:: Your goal ::
Would you write out the entries below, every one of them, exactly?

[Data records]
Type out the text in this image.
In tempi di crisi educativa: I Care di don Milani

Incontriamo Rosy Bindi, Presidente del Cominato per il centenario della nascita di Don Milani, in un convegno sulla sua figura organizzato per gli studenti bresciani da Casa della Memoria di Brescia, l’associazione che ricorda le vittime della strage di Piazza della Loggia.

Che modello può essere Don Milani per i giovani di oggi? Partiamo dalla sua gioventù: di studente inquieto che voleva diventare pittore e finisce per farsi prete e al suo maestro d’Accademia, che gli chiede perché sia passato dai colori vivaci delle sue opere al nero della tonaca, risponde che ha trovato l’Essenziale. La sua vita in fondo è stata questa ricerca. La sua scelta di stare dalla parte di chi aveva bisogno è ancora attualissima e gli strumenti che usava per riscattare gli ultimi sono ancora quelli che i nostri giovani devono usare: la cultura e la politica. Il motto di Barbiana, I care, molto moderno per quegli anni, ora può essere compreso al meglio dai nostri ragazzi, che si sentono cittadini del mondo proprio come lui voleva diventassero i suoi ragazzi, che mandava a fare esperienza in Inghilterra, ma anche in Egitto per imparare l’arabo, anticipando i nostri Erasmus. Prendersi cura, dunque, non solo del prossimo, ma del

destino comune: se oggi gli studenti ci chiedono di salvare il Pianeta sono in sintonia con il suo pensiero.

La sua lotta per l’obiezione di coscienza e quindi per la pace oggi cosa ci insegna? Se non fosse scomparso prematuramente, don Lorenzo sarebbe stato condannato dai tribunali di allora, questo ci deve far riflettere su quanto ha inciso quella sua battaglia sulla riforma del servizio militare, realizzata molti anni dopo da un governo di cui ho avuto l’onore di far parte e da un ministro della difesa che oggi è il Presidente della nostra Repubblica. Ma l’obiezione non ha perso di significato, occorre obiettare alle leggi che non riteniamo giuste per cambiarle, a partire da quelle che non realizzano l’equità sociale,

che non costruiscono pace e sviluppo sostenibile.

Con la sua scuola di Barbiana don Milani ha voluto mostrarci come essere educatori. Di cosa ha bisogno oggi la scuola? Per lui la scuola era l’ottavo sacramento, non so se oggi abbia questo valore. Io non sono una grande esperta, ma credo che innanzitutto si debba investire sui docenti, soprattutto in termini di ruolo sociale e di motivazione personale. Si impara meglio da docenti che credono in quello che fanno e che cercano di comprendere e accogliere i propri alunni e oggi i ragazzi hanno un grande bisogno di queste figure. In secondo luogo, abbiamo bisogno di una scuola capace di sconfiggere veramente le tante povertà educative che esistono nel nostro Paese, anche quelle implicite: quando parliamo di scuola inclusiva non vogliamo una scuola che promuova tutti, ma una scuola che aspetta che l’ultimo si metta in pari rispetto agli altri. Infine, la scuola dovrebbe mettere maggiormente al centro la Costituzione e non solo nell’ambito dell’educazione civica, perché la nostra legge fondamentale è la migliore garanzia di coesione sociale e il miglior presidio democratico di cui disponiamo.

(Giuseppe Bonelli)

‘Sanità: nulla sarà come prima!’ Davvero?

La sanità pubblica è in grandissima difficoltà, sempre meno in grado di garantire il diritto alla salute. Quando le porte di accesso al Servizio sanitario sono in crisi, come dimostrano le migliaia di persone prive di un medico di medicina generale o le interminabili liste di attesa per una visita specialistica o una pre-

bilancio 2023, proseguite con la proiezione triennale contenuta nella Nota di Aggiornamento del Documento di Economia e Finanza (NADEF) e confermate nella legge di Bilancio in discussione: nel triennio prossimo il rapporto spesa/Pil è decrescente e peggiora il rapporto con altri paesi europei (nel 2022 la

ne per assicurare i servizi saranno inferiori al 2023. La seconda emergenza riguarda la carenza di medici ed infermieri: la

:: Correct answer ::
Type out the text in this image.
In tempi di crisi educativa: I Care di don Milani

Incontriamo Rosy Bindi, Presidente del Cominato per il centenario della nascita di Don Milani, in un convegno sulla sua figura organizzato per gli studenti bresciani da Casa della Memoria di Brescia, l’associazione che ricorda le vittime della strage di Piazza della Loggia.

Che modello può essere Don Milani per i giovani di oggi? Partiamo dalla sua gioventù: di studente inquieto che voleva diventare pittore e finisce per farsi prete e al suo maestro d’Accademia, che gli chiede perché sia passato dai colori vivaci delle sue opere al nero della tonaca, risponde che ha trovato l’Essenziale. La sua vita in fondo è stata questa ricerca. La sua scelta di stare dalla parte di chi aveva bisogno è ancora attualissima e gli strumenti che usava per riscattare gli ultimi sono ancora quelli che i nostri giovani devono usare: la cultura e la politica. Il motto di Barbiana, I care, molto moderno per quegli anni, ora può essere compreso al meglio dai nostri ragazzi, che si sentono cittadini del mondo proprio come lui voleva diventassero i suoi ragazzi, che mandava a fare esperienza in Inghilterra, ma anche in Egitto per imparare l’arabo, anticipando i nostri Erasmus. Prendersi cura, dunque, non solo del prossimo, ma del

destino comune: se oggi gli studenti ci chiedono di salvare il Pianeta sono in sintonia con il suo pensiero.

La sua lotta per l’obiezione di coscienza e quindi per la pace oggi cosa ci insegna? Se non fosse scomparso prematuramente, don Lorenzo sarebbe stato condannato dai tribunali di allora, questo ci deve far riflettere su quanto ha inciso quella sua battaglia sulla riforma del servizio militare, realizzata molti anni dopo da un governo di cui ho avuto l’onore di far parte e da un ministro della difesa che oggi è il Presidente della nostra Repubblica. Ma l’obiezione non ha perso di significato, occorre obiettare alle leggi che non riteniamo giuste per cambiarle, a partire da quelle che non realizzano l’equità sociale,

che non costruiscono pace e sviluppo sostenibile.

Con la sua scuola di Barbiana don Milani ha voluto mostrarci come essere educatori. Di cosa ha bisogno oggi la scuola? Per lui la scuola era l’ottavo sacramento, non so se oggi abbia questo valore. Io non sono una grande esperta, ma credo che innanzitutto si debba investire sui docenti, soprattutto in termini di ruolo sociale e di motivazione personale. Si impara meglio da docenti che credono in quello che fanno e che cercano di comprendere e accogliere i propri alunni e oggi i ragazzi hanno un grande bisogno di queste figure. In secondo luogo, abbiamo bisogno di una scuola capace di sconfiggere veramente le tante povertà educative che esistono nel nostro Paese, anche quelle implicite: quando parliamo di scuola inclusiva non vogliamo una scuola che promuova tutti, ma una scuola che aspetta che l’ultimo si metta in pari rispetto agli altri. Infine, la scuola dovrebbe mettere maggiormente al centro la Costituzione e non solo nell’ambito dell’educazione civica, perché la nostra legge fondamentale è la migliore garanzia di coesione sociale e il miglior presidio democratico di cui disponiamo.

(Giuseppe Bonelli)

‘Sanità: nulla sarà come prima!’ Davvero?

La sanità pubblica è in grandissima difficoltà, sempre meno in grado di garantire il diritto alla salute. Quando le porte di accesso al Servizio sanitario sono in crisi, come dimostrano le migliaia di persone prive di un medico di medicina generale o le interminabili liste di attesa per una visita specialistica o una pre-

bilancio 2023, proseguite con la proiezione triennale contenuta nella Nota di Aggiornamento del Documento di Economia e Finanza (NADEF) e confermate nella legge di Bilancio in discussione: nel triennio prossimo il rapporto spesa/Pil è decrescente e peggiora il rapporto con altri paesi europei (nel 2022 la

ne per assicurare i servizi saranno inferiori al 2023. La seconda emergenza riguarda la carenza di medici ed infermieri: la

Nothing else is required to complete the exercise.